Exercise instructions: Every entry below should be repeated exactly; the pictures should not.

==== Record list ====

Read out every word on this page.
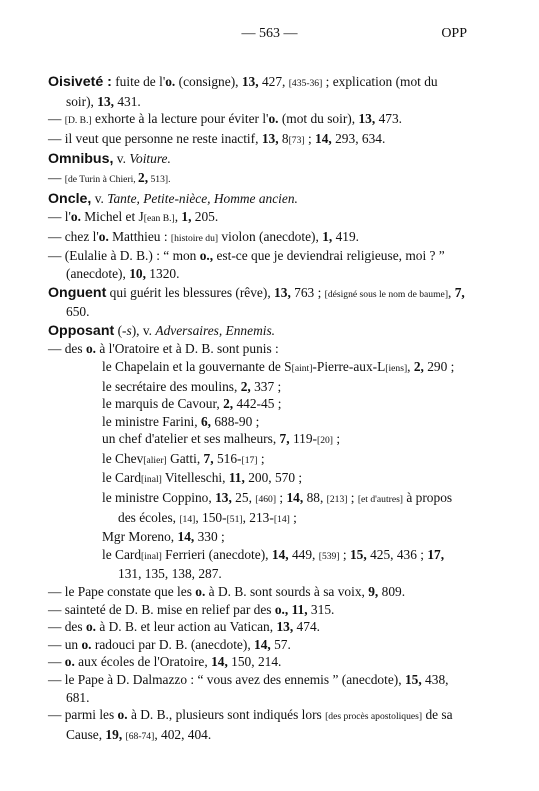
— 563 —	OPP

Oisiveté : fuite de l'o. (consigne), 13, 427, [435-36] ; explication (mot du soir), 13, 431.

— [D. B.] exhorte à la lecture pour éviter l'o. (mot du soir), 13, 473.

— il veut que personne ne reste inactif, 13, 8[73] ; 14, 293, 634.

Omnibus, v. Voiture.

— [de Turin à Chieri, 2, 513].

Oncle, v. Tante, Petite-nièce, Homme ancien.

— l'o. Michel et J[ean B.], 1, 205.

— chez l'o. Matthieu : [histoire du] violon (anecdote), 1, 419.

— (Eulalie à D. B.) : “ mon o., est-ce que je deviendrai religieuse, moi ? ” (anecdote), 10, 1320.

Onguent qui guérit les blessures (rêve), 13, 763 ; [désigné sous le nom de baume], 7, 650.

Opposant (-s), v. Adversaires, Ennemis.

— des o. à l'Oratoire et à D. B. sont punis :

le Chapelain et la gouvernante de S[aint]-Pierre-aux-L[iens], 2, 290 ;

le secrétaire des moulins, 2, 337 ;

le marquis de Cavour, 2, 442-45 ;

le ministre Farini, 6, 688-90 ;

un chef d'atelier et ses malheurs, 7, 119-[20] ;

le Chev[alier] Gatti, 7, 516-[17] ;

le Card[inal] Vitelleschi, 11, 200, 570 ;

le ministre Coppino, 13, 25, [460] ; 14, 88, [213] ; [et d'autres] à propos des écoles, [14], 150-[51], 213-[14] ;

Mgr Moreno, 14, 330 ;

le Card[inal] Ferrieri (anecdote), 14, 449, [539] ; 15, 425, 436 ; 17, 131, 135, 138, 287.

— le Pape constate que les o. à D. B. sont sourds à sa voix, 9, 809.

— sainteté de D. B. mise en relief par des o., 11, 315.

— des o. à D. B. et leur action au Vatican, 13, 474.

— un o. radouci par D. B. (anecdote), 14, 57.

— o. aux écoles de l'Oratoire, 14, 150, 214.

— le Pape à D. Dalmazzo : “ vous avez des ennemis ” (anecdote), 15, 438, 681.

— parmi les o. à D. B., plusieurs sont indiqués lors [des procès apostoliques] de sa Cause, 19, [68-74], 402, 404.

====

Response to the task:
Read out every word on this page.
— 563 —	OPP

Oisiveté : fuite de l'o. (consigne), 13, 427, [435-36] ; explication (mot du soir), 13, 431.

— [D. B.] exhorte à la lecture pour éviter l'o. (mot du soir), 13, 473.

— il veut que personne ne reste inactif, 13, 8[73] ; 14, 293, 634.

Omnibus, v. Voiture.

— [de Turin à Chieri, 2, 513].

Oncle, v. Tante, Petite-nièce, Homme ancien.

— l'o. Michel et J[ean B.], 1, 205.

— chez l'o. Matthieu : [histoire du] violon (anecdote), 1, 419.

— (Eulalie à D. B.) : “ mon o., est-ce que je deviendrai religieuse, moi ? ” (anecdote), 10, 1320.

Onguent qui guérit les blessures (rêve), 13, 763 ; [désigné sous le nom de baume], 7, 650.

Opposant (-s), v. Adversaires, Ennemis.

— des o. à l'Oratoire et à D. B. sont punis :

le Chapelain et la gouvernante de S[aint]-Pierre-aux-L[iens], 2, 290 ;

le secrétaire des moulins, 2, 337 ;

le marquis de Cavour, 2, 442-45 ;

le ministre Farini, 6, 688-90 ;

un chef d'atelier et ses malheurs, 7, 119-[20] ;

le Chev[alier] Gatti, 7, 516-[17] ;

le Card[inal] Vitelleschi, 11, 200, 570 ;

le ministre Coppino, 13, 25, [460] ; 14, 88, [213] ; [et d'autres] à propos des écoles, [14], 150-[51], 213-[14] ;

Mgr Moreno, 14, 330 ;

le Card[inal] Ferrieri (anecdote), 14, 449, [539] ; 15, 425, 436 ; 17, 131, 135, 138, 287.

— le Pape constate que les o. à D. B. sont sourds à sa voix, 9, 809.

— sainteté de D. B. mise en relief par des o., 11, 315.

— des o. à D. B. et leur action au Vatican, 13, 474.

— un o. radouci par D. B. (anecdote), 14, 57.

— o. aux écoles de l'Oratoire, 14, 150, 214.

— le Pape à D. Dalmazzo : “ vous avez des ennemis ” (anecdote), 15, 438, 681.

— parmi les o. à D. B., plusieurs sont indiqués lors [des procès apostoliques] de sa Cause, 19, [68-74], 402, 404.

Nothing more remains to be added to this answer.